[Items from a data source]
:::

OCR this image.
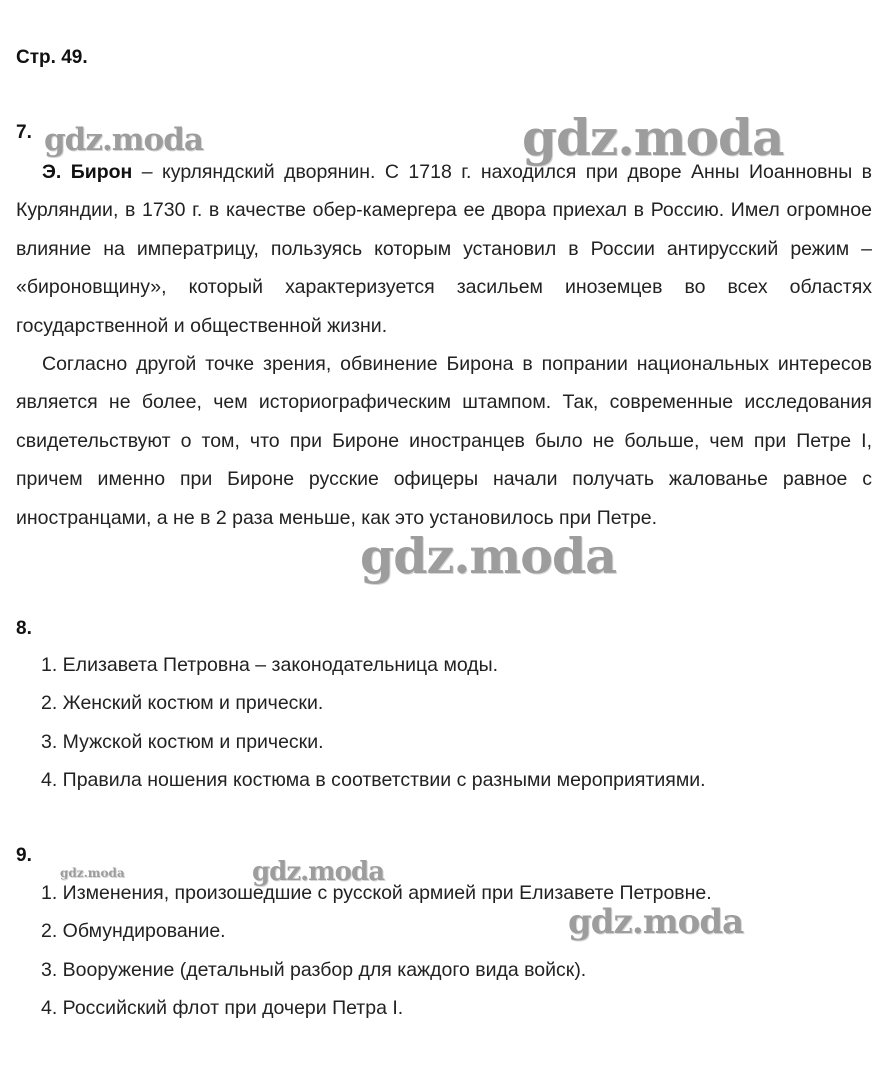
Стр. 49.
7.

Э. Бирон – курляндский дворянин. С 1718 г. находился при дворе Анны Иоанновны в Курляндии, в 1730 г. в качестве обер-камергера ее двора приехал в Россию. Имел огромное влияние на императрицу, пользуясь которым установил в России антирусский режим – «бироновщину», который характеризуется засильем иноземцев во всех областях государственной и общественной жизни.

Согласно другой точке зрения, обвинение Бирона в попрании национальных интересов является не более, чем историографическим штампом. Так, современные исследования свидетельствуют о том, что при Бироне иностранцев было не больше, чем при Петре I, причем именно при Бироне русские офицеры начали получать жалованье равное с иностранцами, а не в 2 раза меньше, как это установилось при Петре.

8.
1. Елизавета Петровна – законодательница моды.
2. Женский костюм и прически.
3. Мужской костюм и прически.
4. Правила ношения костюма в соответствии с разными мероприятиями.
9.
1. Изменения, произошедшие с русской армией при Елизавете Петровне.
2. Обмундирование.
3. Вооружение (детальный разбор для каждого вида войск).
4. Российский флот при дочери Петра I.
gdz.moda	gdz.moda
gdz.moda
gdz.moda	gdz.moda
gdz.moda
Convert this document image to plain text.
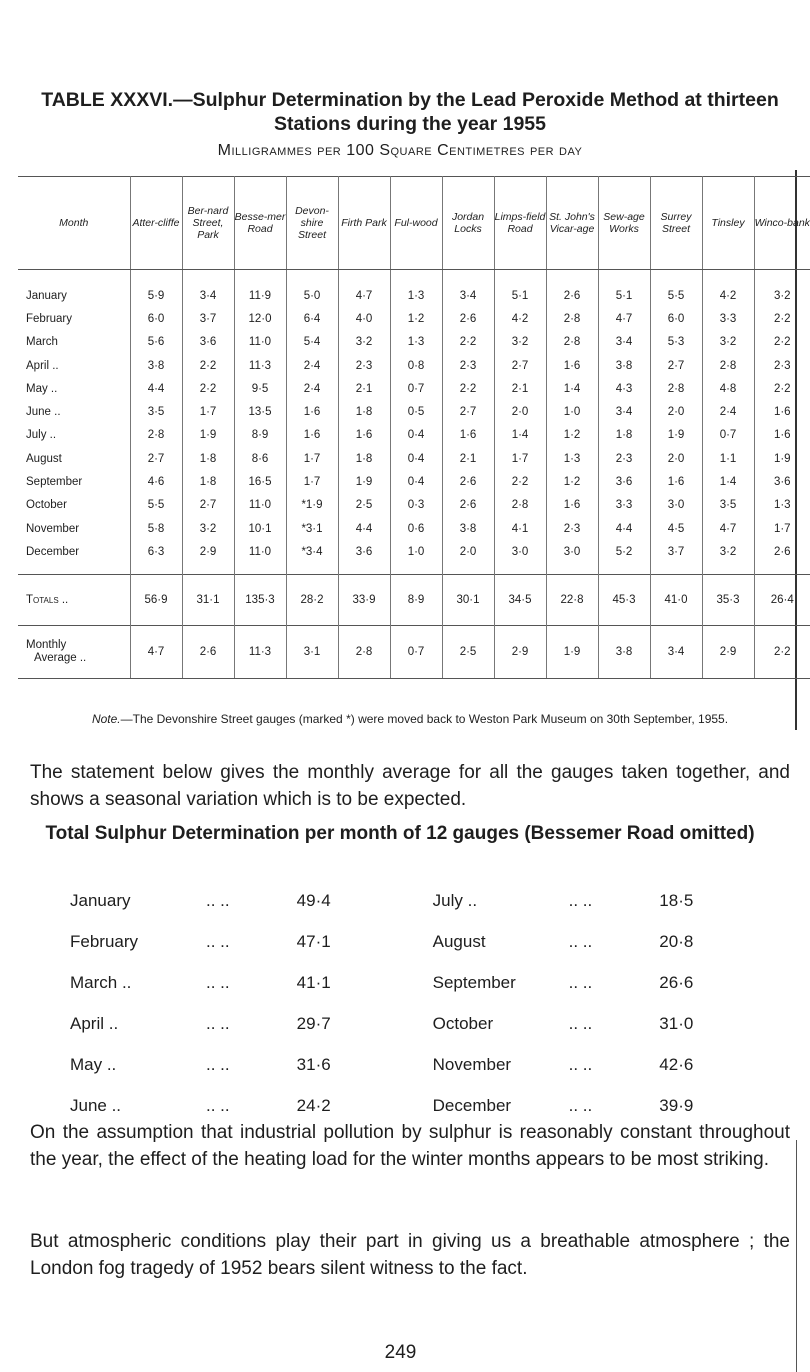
TABLE XXXVI.—Sulphur Determination by the Lead Peroxide Method at thirteen Stations during the year 1955
Milligrammes per 100 Square Centimetres per day
Month	Atter-cliffe	Ber-nard Street, Park	Besse-mer Road	Devon-shire Street	Firth Park	Ful-wood	Jordan Locks	Limps-field Road	St. John's Vicar-age	Sew-age Works	Surrey Street	Tinsley	Winco-bank
January	5·9	3·4	11·9	5·0	4·7	1·3	3·4	5·1	2·6	5·1	5·5	4·2	3·2
February	6·0	3·7	12·0	6·4	4·0	1·2	2·6	4·2	2·8	4·7	6·0	3·3	2·2
March	5·6	3·6	11·0	5·4	3·2	1·3	2·2	3·2	2·8	3·4	5·3	3·2	2·2
April ..	3·8	2·2	11·3	2·4	2·3	0·8	2·3	2·7	1·6	3·8	2·7	2·8	2·3
May ..	4·4	2·2	9·5	2·4	2·1	0·7	2·2	2·1	1·4	4·3	2·8	4·8	2·2
June ..	3·5	1·7	13·5	1·6	1·8	0·5	2·7	2·0	1·0	3·4	2·0	2·4	1·6
July ..	2·8	1·9	8·9	1·6	1·6	0·4	1·6	1·4	1·2	1·8	1·9	0·7	1·6
August	2·7	1·8	8·6	1·7	1·8	0·4	2·1	1·7	1·3	2·3	2·0	1·1	1·9
September	4·6	1·8	16·5	1·7	1·9	0·4	2·6	2·2	1·2	3·6	1·6	1·4	3·6
October	5·5	2·7	11·0	*1·9	2·5	0·3	2·6	2·8	1·6	3·3	3·0	3·5	1·3
November	5·8	3·2	10·1	*3·1	4·4	0·6	3·8	4·1	2·3	4·4	4·5	4·7	1·7
December	6·3	2·9	11·0	*3·4	3·6	1·0	2·0	3·0	3·0	5·2	3·7	3·2	2·6
Totals ..	56·9	31·1	135·3	28·2	33·9	8·9	30·1	34·5	22·8	45·3	41·0	35·3	26·4

Monthly
Average ..	4·7	2·6	11·3	3·1	2·8	0·7	2·5	2·9	1·9	3·8	3·4	2·9	2·2
Note.—The Devonshire Street gauges (marked *) were moved back to Weston Park Museum on 30th September, 1955.
The statement below gives the monthly average for all the gauges taken together, and shows a seasonal variation which is to be expected.
Total Sulphur Determination per month of 12 gauges (Bessemer Road omitted)
January	.. ..	49·4		July ..	.. ..	18·5
February	.. ..	47·1		August	.. ..	20·8
March ..	.. ..	41·1		September	.. ..	26·6
April ..	.. ..	29·7		October	.. ..	31·0
May ..	.. ..	31·6		November	.. ..	42·6
June ..	.. ..	24·2		December	.. ..	39·9
On the assumption that industrial pollution by sulphur is reasonably constant throughout the year, the effect of the heating load for the winter months appears to be most striking.
But atmospheric conditions play their part in giving us a breathable atmosphere ; the London fog tragedy of 1952 bears silent witness to the fact.
249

:::

[SET EXERCISE] The entries above are to be returned exactly, without their pictures.

[PROBLEM SOLUTION]
OCR this image.
Стр. 49.
7.

Э. Бирон – курляндский дворянин. С 1718 г. находился при дворе Анны Иоанновны в Курляндии, в 1730 г. в качестве обер-камергера ее двора приехал в Россию. Имел огромное влияние на императрицу, пользуясь которым установил в России антирусский режим – «бироновщину», который характеризуется засильем иноземцев во всех областях государственной и общественной жизни.

Согласно другой точке зрения, обвинение Бирона в попрании национальных интересов является не более, чем историографическим штампом. Так, современные исследования свидетельствуют о том, что при Бироне иностранцев было не больше, чем при Петре I, причем именно при Бироне русские офицеры начали получать жалованье равное с иностранцами, а не в 2 раза меньше, как это установилось при Петре.

8.
1. Елизавета Петровна – законодательница моды.
2. Женский костюм и прически.
3. Мужской костюм и прически.
4. Правила ношения костюма в соответствии с разными мероприятиями.
9.
1. Изменения, произошедшие с русской армией при Елизавете Петровне.
2. Обмундирование.
3. Вооружение (детальный разбор для каждого вида войск).
4. Российский флот при дочери Петра I.
gdz.moda	gdz.moda
gdz.moda
gdz.moda	gdz.moda
gdz.moda
Convert this document image to plain text.
TABLE XXXVI.—Sulphur Determination by the Lead Peroxide Method at thirteen Stations during the year 1955
Milligrammes per 100 Square Centimetres per day
Month	Atter-cliffe	Ber-nard Street, Park	Besse-mer Road	Devon-shire Street	Firth Park	Ful-wood	Jordan Locks	Limps-field Road	St. John's Vicar-age	Sew-age Works	Surrey Street	Tinsley	Winco-bank
January	5·9	3·4	11·9	5·0	4·7	1·3	3·4	5·1	2·6	5·1	5·5	4·2	3·2
February	6·0	3·7	12·0	6·4	4·0	1·2	2·6	4·2	2·8	4·7	6·0	3·3	2·2
March	5·6	3·6	11·0	5·4	3·2	1·3	2·2	3·2	2·8	3·4	5·3	3·2	2·2
April ..	3·8	2·2	11·3	2·4	2·3	0·8	2·3	2·7	1·6	3·8	2·7	2·8	2·3
May ..	4·4	2·2	9·5	2·4	2·1	0·7	2·2	2·1	1·4	4·3	2·8	4·8	2·2
June ..	3·5	1·7	13·5	1·6	1·8	0·5	2·7	2·0	1·0	3·4	2·0	2·4	1·6
July ..	2·8	1·9	8·9	1·6	1·6	0·4	1·6	1·4	1·2	1·8	1·9	0·7	1·6
August	2·7	1·8	8·6	1·7	1·8	0·4	2·1	1·7	1·3	2·3	2·0	1·1	1·9
September	4·6	1·8	16·5	1·7	1·9	0·4	2·6	2·2	1·2	3·6	1·6	1·4	3·6
October	5·5	2·7	11·0	*1·9	2·5	0·3	2·6	2·8	1·6	3·3	3·0	3·5	1·3
November	5·8	3·2	10·1	*3·1	4·4	0·6	3·8	4·1	2·3	4·4	4·5	4·7	1·7
December	6·3	2·9	11·0	*3·4	3·6	1·0	2·0	3·0	3·0	5·2	3·7	3·2	2·6
Totals ..	56·9	31·1	135·3	28·2	33·9	8·9	30·1	34·5	22·8	45·3	41·0	35·3	26·4

Monthly
Average ..	4·7	2·6	11·3	3·1	2·8	0·7	2·5	2·9	1·9	3·8	3·4	2·9	2·2
Note.—The Devonshire Street gauges (marked *) were moved back to Weston Park Museum on 30th September, 1955.
The statement below gives the monthly average for all the gauges taken together, and shows a seasonal variation which is to be expected.
Total Sulphur Determination per month of 12 gauges (Bessemer Road omitted)
January	.. ..	49·4		July ..	.. ..	18·5
February	.. ..	47·1		August	.. ..	20·8
March ..	.. ..	41·1		September	.. ..	26·6
April ..	.. ..	29·7		October	.. ..	31·0
May ..	.. ..	31·6		November	.. ..	42·6
June ..	.. ..	24·2		December	.. ..	39·9
On the assumption that industrial pollution by sulphur is reasonably constant throughout the year, the effect of the heating load for the winter months appears to be most striking.
But atmospheric conditions play their part in giving us a breathable atmosphere ; the London fog tragedy of 1952 bears silent witness to the fact.
249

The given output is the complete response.